Source data

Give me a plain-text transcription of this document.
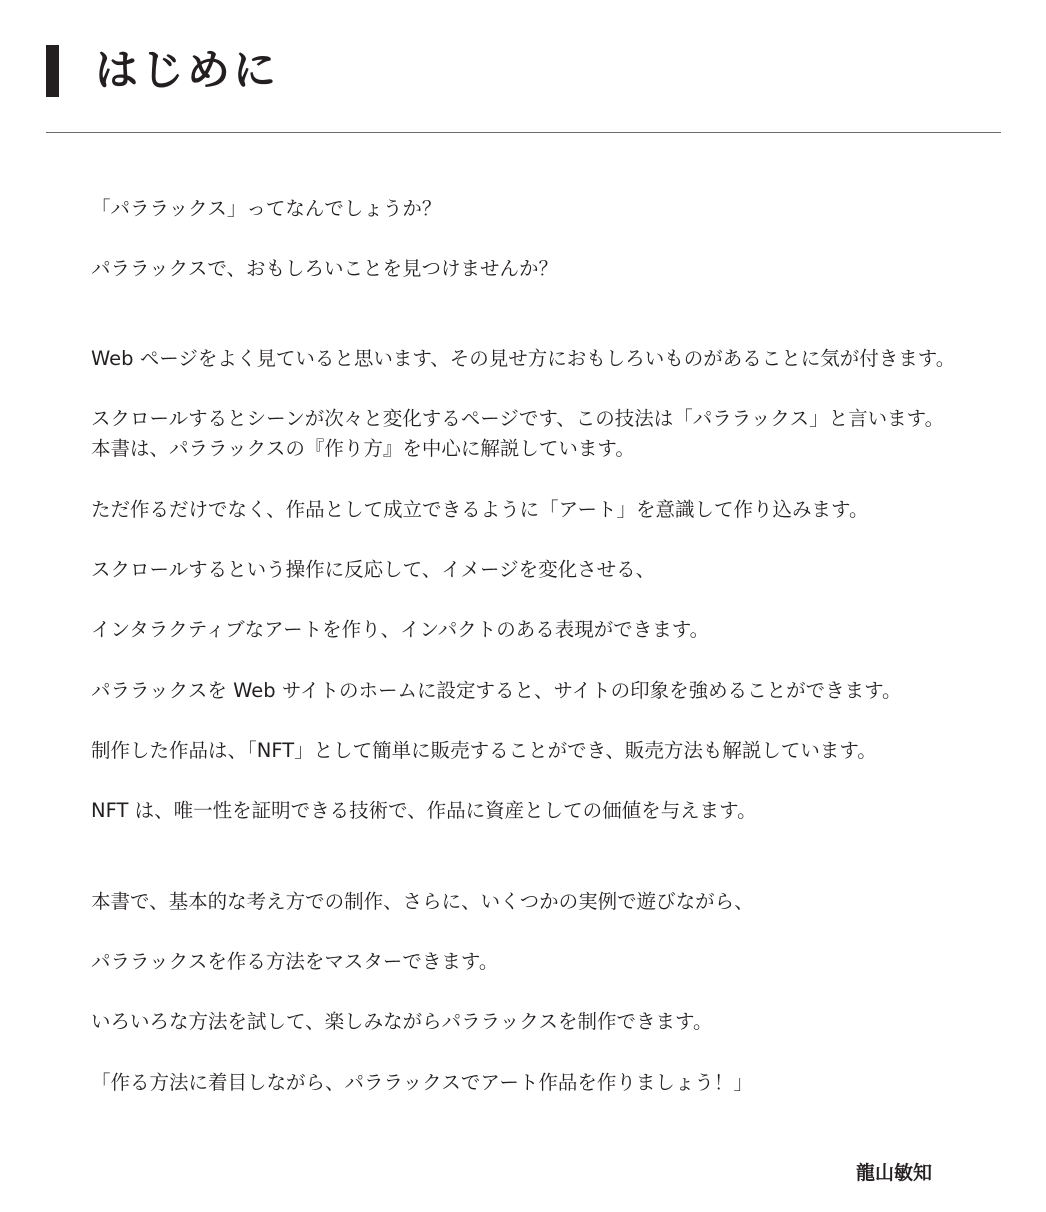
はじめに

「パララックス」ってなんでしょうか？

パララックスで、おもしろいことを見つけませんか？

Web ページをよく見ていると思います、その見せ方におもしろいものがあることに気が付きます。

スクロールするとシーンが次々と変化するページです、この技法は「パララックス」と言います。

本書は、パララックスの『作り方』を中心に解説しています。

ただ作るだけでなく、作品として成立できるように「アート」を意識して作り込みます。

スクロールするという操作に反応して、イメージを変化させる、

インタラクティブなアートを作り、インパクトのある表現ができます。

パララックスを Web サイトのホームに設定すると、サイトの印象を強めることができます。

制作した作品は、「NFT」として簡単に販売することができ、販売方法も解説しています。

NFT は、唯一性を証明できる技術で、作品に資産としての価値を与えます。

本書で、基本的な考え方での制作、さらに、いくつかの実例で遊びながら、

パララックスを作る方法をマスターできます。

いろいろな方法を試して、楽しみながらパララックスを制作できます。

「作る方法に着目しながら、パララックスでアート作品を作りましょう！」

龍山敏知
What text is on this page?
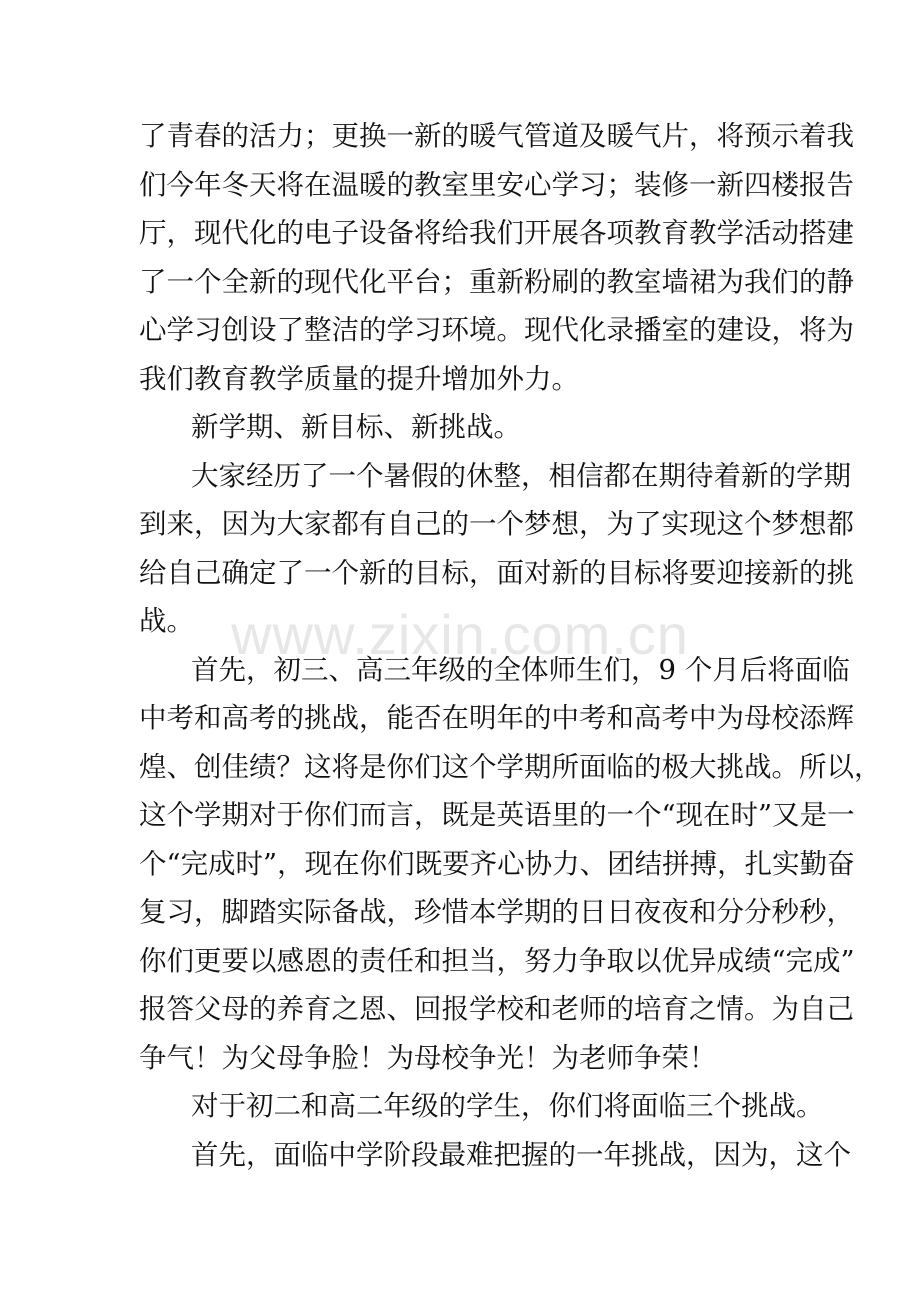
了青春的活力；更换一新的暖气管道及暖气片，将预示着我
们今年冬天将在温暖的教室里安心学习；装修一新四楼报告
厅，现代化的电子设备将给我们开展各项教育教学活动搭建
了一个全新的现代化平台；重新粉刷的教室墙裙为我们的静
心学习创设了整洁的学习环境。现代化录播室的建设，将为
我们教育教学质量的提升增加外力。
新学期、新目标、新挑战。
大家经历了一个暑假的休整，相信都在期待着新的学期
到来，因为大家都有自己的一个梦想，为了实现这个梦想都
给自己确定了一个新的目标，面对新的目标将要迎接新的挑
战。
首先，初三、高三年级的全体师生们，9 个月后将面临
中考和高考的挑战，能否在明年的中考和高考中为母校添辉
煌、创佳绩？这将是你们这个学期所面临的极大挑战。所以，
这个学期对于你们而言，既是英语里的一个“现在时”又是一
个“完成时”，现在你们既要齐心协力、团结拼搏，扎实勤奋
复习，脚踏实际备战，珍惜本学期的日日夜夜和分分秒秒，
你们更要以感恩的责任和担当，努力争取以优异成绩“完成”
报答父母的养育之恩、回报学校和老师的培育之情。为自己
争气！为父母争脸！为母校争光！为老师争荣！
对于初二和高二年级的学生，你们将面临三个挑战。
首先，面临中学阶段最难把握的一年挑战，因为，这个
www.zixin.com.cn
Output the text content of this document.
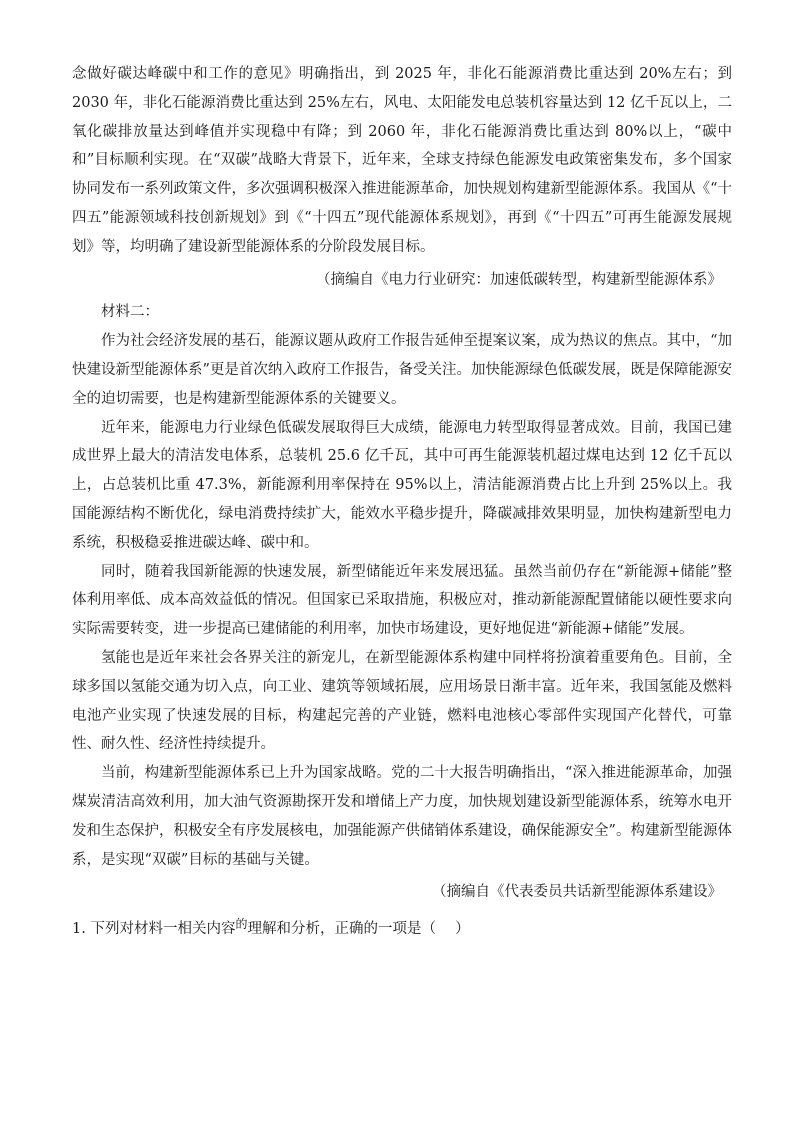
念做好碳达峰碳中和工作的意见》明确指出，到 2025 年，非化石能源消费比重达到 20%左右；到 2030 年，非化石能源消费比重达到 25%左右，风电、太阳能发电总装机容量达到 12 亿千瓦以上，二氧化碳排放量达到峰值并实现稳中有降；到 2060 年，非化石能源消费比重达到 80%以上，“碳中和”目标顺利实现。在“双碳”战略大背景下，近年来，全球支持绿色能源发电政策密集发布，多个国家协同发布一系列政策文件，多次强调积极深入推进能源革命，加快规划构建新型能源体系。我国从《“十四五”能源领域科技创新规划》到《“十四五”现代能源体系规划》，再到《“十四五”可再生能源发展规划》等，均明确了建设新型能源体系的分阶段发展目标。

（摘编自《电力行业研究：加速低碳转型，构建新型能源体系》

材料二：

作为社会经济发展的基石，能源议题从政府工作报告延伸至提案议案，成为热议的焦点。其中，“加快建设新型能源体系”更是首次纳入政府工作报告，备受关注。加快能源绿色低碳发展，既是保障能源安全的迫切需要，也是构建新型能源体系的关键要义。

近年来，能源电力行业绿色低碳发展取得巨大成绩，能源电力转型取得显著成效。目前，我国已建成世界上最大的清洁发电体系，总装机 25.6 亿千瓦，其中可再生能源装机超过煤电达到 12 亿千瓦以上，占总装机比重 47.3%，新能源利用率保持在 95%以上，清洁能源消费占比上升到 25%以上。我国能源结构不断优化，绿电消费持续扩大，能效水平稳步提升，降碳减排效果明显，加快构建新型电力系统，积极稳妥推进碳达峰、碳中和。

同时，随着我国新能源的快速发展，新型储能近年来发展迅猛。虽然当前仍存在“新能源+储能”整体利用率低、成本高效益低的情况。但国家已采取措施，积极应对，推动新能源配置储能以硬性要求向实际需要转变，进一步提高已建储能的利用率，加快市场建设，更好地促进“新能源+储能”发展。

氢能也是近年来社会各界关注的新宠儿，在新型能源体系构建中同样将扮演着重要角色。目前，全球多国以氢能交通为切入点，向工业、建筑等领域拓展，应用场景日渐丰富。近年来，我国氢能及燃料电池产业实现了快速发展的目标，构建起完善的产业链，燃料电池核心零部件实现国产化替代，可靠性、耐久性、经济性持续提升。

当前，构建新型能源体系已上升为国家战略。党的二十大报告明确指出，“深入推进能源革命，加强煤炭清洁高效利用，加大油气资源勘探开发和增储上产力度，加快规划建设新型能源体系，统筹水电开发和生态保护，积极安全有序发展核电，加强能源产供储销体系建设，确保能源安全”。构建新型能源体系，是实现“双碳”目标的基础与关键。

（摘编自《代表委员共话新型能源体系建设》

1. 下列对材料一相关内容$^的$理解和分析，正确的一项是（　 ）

TASK DIRECTIONS
Write out the entries again, exactly as given, skipping any images.

CORRECT RESPONSE
Give me a plain-text transcription of this document.
はじめに

「パララックス」ってなんでしょうか？

パララックスで、おもしろいことを見つけませんか？

Web ページをよく見ていると思います、その見せ方におもしろいものがあることに気が付きます。

スクロールするとシーンが次々と変化するページです、この技法は「パララックス」と言います。

本書は、パララックスの『作り方』を中心に解説しています。

ただ作るだけでなく、作品として成立できるように「アート」を意識して作り込みます。

スクロールするという操作に反応して、イメージを変化させる、

インタラクティブなアートを作り、インパクトのある表現ができます。

パララックスを Web サイトのホームに設定すると、サイトの印象を強めることができます。

制作した作品は、「NFT」として簡単に販売することができ、販売方法も解説しています。

NFT は、唯一性を証明できる技術で、作品に資産としての価値を与えます。

本書で、基本的な考え方での制作、さらに、いくつかの実例で遊びながら、

パララックスを作る方法をマスターできます。

いろいろな方法を試して、楽しみながらパララックスを制作できます。

「作る方法に着目しながら、パララックスでアート作品を作りましょう！」

龍山敏知
What text is on this page?
了青春的活力；更换一新的暖气管道及暖气片，将预示着我
们今年冬天将在温暖的教室里安心学习；装修一新四楼报告
厅，现代化的电子设备将给我们开展各项教育教学活动搭建
了一个全新的现代化平台；重新粉刷的教室墙裙为我们的静
心学习创设了整洁的学习环境。现代化录播室的建设，将为
我们教育教学质量的提升增加外力。
新学期、新目标、新挑战。
大家经历了一个暑假的休整，相信都在期待着新的学期
到来，因为大家都有自己的一个梦想，为了实现这个梦想都
给自己确定了一个新的目标，面对新的目标将要迎接新的挑
战。
首先，初三、高三年级的全体师生们，9 个月后将面临
中考和高考的挑战，能否在明年的中考和高考中为母校添辉
煌、创佳绩？这将是你们这个学期所面临的极大挑战。所以，
这个学期对于你们而言，既是英语里的一个“现在时”又是一
个“完成时”，现在你们既要齐心协力、团结拼搏，扎实勤奋
复习，脚踏实际备战，珍惜本学期的日日夜夜和分分秒秒，
你们更要以感恩的责任和担当，努力争取以优异成绩“完成”
报答父母的养育之恩、回报学校和老师的培育之情。为自己
争气！为父母争脸！为母校争光！为老师争荣！
对于初二和高二年级的学生，你们将面临三个挑战。
首先，面临中学阶段最难把握的一年挑战，因为，这个
www.zixin.com.cn
Output the text content of this document.
念做好碳达峰碳中和工作的意见》明确指出，到 2025 年，非化石能源消费比重达到 20%左右；到 2030 年，非化石能源消费比重达到 25%左右，风电、太阳能发电总装机容量达到 12 亿千瓦以上，二氧化碳排放量达到峰值并实现稳中有降；到 2060 年，非化石能源消费比重达到 80%以上，“碳中和”目标顺利实现。在“双碳”战略大背景下，近年来，全球支持绿色能源发电政策密集发布，多个国家协同发布一系列政策文件，多次强调积极深入推进能源革命，加快规划构建新型能源体系。我国从《“十四五”能源领域科技创新规划》到《“十四五”现代能源体系规划》，再到《“十四五”可再生能源发展规划》等，均明确了建设新型能源体系的分阶段发展目标。

（摘编自《电力行业研究：加速低碳转型，构建新型能源体系》

材料二：

作为社会经济发展的基石，能源议题从政府工作报告延伸至提案议案，成为热议的焦点。其中，“加快建设新型能源体系”更是首次纳入政府工作报告，备受关注。加快能源绿色低碳发展，既是保障能源安全的迫切需要，也是构建新型能源体系的关键要义。

近年来，能源电力行业绿色低碳发展取得巨大成绩，能源电力转型取得显著成效。目前，我国已建成世界上最大的清洁发电体系，总装机 25.6 亿千瓦，其中可再生能源装机超过煤电达到 12 亿千瓦以上，占总装机比重 47.3%，新能源利用率保持在 95%以上，清洁能源消费占比上升到 25%以上。我国能源结构不断优化，绿电消费持续扩大，能效水平稳步提升，降碳减排效果明显，加快构建新型电力系统，积极稳妥推进碳达峰、碳中和。

同时，随着我国新能源的快速发展，新型储能近年来发展迅猛。虽然当前仍存在“新能源+储能”整体利用率低、成本高效益低的情况。但国家已采取措施，积极应对，推动新能源配置储能以硬性要求向实际需要转变，进一步提高已建储能的利用率，加快市场建设，更好地促进“新能源+储能”发展。

氢能也是近年来社会各界关注的新宠儿，在新型能源体系构建中同样将扮演着重要角色。目前，全球多国以氢能交通为切入点，向工业、建筑等领域拓展，应用场景日渐丰富。近年来，我国氢能及燃料电池产业实现了快速发展的目标，构建起完善的产业链，燃料电池核心零部件实现国产化替代，可靠性、耐久性、经济性持续提升。

当前，构建新型能源体系已上升为国家战略。党的二十大报告明确指出，“深入推进能源革命，加强煤炭清洁高效利用，加大油气资源勘探开发和增储上产力度，加快规划建设新型能源体系，统筹水电开发和生态保护，积极安全有序发展核电，加强能源产供储销体系建设，确保能源安全”。构建新型能源体系，是实现“双碳”目标的基础与关键。

（摘编自《代表委员共话新型能源体系建设》

1. 下列对材料一相关内容$^的$理解和分析，正确的一项是（　 ）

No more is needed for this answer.